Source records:

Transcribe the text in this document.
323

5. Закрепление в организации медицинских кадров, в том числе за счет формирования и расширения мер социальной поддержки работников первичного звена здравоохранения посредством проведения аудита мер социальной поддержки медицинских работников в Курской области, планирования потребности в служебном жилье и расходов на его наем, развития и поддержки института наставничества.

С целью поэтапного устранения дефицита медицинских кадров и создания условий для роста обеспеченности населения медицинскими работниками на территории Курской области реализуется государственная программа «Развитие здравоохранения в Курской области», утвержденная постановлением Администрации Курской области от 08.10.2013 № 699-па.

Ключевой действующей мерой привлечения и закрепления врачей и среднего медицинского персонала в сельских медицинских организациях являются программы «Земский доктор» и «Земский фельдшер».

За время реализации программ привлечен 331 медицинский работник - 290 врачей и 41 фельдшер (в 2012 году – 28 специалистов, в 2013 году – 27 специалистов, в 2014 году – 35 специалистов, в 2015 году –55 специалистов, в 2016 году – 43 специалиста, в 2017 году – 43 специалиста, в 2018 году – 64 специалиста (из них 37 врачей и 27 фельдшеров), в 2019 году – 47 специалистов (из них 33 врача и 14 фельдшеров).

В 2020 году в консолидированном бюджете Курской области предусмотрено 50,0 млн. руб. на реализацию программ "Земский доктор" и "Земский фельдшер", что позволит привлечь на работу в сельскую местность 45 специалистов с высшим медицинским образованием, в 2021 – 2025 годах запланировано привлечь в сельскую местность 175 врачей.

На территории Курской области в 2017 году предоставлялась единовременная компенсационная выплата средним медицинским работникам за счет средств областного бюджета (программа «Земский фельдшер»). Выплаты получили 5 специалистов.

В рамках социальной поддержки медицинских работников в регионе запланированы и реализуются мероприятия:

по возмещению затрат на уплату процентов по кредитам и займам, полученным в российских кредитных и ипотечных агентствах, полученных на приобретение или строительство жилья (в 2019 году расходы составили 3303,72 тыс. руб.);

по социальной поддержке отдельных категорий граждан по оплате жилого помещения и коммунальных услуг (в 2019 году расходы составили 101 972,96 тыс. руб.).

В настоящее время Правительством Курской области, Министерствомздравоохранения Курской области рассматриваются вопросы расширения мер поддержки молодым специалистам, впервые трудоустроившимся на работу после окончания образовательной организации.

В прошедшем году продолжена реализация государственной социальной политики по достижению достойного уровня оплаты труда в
...
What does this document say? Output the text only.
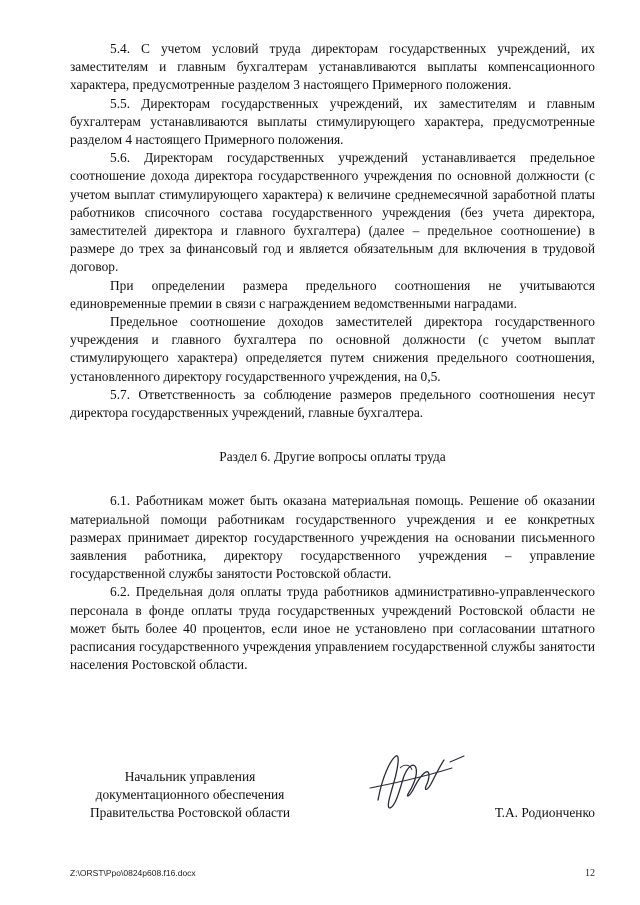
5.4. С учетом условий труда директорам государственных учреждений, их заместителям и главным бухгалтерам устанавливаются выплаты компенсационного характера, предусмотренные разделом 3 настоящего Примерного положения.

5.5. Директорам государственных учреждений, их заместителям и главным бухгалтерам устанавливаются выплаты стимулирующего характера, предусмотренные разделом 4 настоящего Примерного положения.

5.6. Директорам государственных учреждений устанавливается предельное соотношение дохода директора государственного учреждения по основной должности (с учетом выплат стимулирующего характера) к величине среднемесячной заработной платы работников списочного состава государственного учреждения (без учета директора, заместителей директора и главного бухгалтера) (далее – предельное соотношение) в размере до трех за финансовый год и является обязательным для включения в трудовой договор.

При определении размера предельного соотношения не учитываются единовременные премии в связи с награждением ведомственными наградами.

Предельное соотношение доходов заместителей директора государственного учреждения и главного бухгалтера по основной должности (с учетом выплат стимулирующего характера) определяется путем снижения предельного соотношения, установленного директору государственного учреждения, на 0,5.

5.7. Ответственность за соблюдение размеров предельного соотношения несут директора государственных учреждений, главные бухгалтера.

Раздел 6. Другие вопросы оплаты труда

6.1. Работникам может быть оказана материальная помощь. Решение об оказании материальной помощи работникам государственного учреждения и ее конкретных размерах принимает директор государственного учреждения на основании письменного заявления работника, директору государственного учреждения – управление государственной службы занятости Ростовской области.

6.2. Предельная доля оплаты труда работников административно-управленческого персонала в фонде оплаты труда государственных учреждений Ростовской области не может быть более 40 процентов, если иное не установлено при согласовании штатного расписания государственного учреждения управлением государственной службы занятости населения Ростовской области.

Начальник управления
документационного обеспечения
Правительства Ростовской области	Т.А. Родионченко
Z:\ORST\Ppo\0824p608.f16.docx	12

Task to carry out: In the entries above, identify each line that includes the string "основной", then copy it.

Response:
5.6. Директорам государственных учреждений устанавливается предельное соотношение дохода директора государственного учреждения по основной должности (с учетом выплат стимулирующего характера) к величине среднемесячной заработной платы работников списочного состава государственного учреждения (без учета директора, заместителей директора и главного бухгалтера) (далее – предельное соотношение) в размере до трех за финансовый год и является обязательным для включения в трудовой договор.
Предельное соотношение доходов заместителей директора государственного учреждения и главного бухгалтера по основной должности (с учетом выплат стимулирующего характера) определяется путем снижения предельного соотношения, установленного директору государственного учреждения, на 0,5.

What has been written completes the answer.